Goal ->
Select each line where the word "elektřiny" appears.

Material provided ->
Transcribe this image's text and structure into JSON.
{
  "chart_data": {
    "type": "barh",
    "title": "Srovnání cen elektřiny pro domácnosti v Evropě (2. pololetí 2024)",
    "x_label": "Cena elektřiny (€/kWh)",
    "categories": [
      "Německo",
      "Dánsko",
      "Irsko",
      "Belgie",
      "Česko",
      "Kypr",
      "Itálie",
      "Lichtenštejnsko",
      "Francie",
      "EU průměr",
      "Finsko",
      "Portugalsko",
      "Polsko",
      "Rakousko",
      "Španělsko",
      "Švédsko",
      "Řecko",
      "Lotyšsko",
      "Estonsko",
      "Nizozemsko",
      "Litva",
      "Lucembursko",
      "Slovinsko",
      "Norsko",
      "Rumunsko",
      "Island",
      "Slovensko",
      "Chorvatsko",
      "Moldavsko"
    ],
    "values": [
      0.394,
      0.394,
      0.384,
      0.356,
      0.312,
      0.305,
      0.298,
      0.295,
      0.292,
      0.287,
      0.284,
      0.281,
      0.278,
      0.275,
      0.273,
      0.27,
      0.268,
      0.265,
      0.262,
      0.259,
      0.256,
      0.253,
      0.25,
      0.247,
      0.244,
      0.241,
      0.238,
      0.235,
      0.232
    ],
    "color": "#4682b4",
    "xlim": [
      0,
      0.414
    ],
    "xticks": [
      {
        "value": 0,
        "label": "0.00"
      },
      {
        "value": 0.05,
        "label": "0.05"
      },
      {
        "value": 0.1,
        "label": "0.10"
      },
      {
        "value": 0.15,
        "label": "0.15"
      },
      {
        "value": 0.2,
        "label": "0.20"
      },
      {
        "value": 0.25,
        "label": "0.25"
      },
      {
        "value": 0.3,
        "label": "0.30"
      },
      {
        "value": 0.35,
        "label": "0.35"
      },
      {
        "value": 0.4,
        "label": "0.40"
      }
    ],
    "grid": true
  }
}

Result of the exercise ->
    "title": "Srovnání cen elektřiny pro domácnosti v Evropě (2. pololetí 2024)",
    "x_label": "Cena elektřiny (€/kWh)",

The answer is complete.